• DATA ROWS
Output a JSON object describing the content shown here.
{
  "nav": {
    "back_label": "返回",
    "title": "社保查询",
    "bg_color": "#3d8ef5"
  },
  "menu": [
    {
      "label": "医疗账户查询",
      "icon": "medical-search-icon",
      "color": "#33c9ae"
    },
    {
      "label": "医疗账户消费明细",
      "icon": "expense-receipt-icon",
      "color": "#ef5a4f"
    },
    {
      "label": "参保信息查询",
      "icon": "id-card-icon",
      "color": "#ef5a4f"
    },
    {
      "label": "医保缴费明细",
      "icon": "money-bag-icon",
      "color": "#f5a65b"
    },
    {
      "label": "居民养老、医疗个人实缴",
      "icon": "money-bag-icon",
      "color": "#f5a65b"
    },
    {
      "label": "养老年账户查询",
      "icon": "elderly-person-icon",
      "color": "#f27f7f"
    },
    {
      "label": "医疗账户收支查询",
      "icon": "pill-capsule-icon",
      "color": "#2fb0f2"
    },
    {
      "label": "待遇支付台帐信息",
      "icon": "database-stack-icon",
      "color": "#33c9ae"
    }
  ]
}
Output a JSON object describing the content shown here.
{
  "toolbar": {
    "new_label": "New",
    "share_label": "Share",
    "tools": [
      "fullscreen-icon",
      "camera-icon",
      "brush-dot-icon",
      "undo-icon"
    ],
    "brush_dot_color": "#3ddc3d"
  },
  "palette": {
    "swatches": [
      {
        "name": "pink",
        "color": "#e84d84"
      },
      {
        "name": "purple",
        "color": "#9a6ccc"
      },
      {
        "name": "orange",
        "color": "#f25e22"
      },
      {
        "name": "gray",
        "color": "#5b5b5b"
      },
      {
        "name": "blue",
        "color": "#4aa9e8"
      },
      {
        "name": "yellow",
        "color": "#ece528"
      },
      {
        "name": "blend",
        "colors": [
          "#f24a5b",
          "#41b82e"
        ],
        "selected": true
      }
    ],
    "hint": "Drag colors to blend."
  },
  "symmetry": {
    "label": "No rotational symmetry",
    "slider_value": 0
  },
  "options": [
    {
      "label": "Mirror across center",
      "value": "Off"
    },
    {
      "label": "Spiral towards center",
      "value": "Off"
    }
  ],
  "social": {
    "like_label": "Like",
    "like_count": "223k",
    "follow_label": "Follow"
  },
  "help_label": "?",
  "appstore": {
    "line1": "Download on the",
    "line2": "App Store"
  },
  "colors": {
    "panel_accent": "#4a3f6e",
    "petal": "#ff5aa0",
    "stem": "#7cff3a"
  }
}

• GIVEN INSTRUCTION
Extract the data in full. Keep it word for word.

• EXERCISE OUTPUT
Output a JSON object describing the content shown here.
{
  "nav": {
    "back_label": "返回",
    "title": "社保查询",
    "bg_color": "#3d8ef5"
  },
  "menu": [
    {
      "label": "医疗账户查询",
      "icon": "medical-search-icon",
      "color": "#33c9ae"
    },
    {
      "label": "医疗账户消费明细",
      "icon": "expense-receipt-icon",
      "color": "#ef5a4f"
    },
    {
      "label": "参保信息查询",
      "icon": "id-card-icon",
      "color": "#ef5a4f"
    },
    {
      "label": "医保缴费明细",
      "icon": "money-bag-icon",
      "color": "#f5a65b"
    },
    {
      "label": "居民养老、医疗个人实缴",
      "icon": "money-bag-icon",
      "color": "#f5a65b"
    },
    {
      "label": "养老年账户查询",
      "icon": "elderly-person-icon",
      "color": "#f27f7f"
    },
    {
      "label": "医疗账户收支查询",
      "icon": "pill-capsule-icon",
      "color": "#2fb0f2"
    },
    {
      "label": "待遇支付台帐信息",
      "icon": "database-stack-icon",
      "color": "#33c9ae"
    }
  ]
}
Output a JSON object describing the content shown here.
{
  "toolbar": {
    "new_label": "New",
    "share_label": "Share",
    "tools": [
      "fullscreen-icon",
      "camera-icon",
      "brush-dot-icon",
      "undo-icon"
    ],
    "brush_dot_color": "#3ddc3d"
  },
  "palette": {
    "swatches": [
      {
        "name": "pink",
        "color": "#e84d84"
      },
      {
        "name": "purple",
        "color": "#9a6ccc"
      },
      {
        "name": "orange",
        "color": "#f25e22"
      },
      {
        "name": "gray",
        "color": "#5b5b5b"
      },
      {
        "name": "blue",
        "color": "#4aa9e8"
      },
      {
        "name": "yellow",
        "color": "#ece528"
      },
      {
        "name": "blend",
        "colors": [
          "#f24a5b",
          "#41b82e"
        ],
        "selected": true
      }
    ],
    "hint": "Drag colors to blend."
  },
  "symmetry": {
    "label": "No rotational symmetry",
    "slider_value": 0
  },
  "options": [
    {
      "label": "Mirror across center",
      "value": "Off"
    },
    {
      "label": "Spiral towards center",
      "value": "Off"
    }
  ],
  "social": {
    "like_label": "Like",
    "like_count": "223k",
    "follow_label": "Follow"
  },
  "help_label": "?",
  "appstore": {
    "line1": "Download on the",
    "line2": "App Store"
  },
  "colors": {
    "panel_accent": "#4a3f6e",
    "petal": "#ff5aa0",
    "stem": "#7cff3a"
  }
}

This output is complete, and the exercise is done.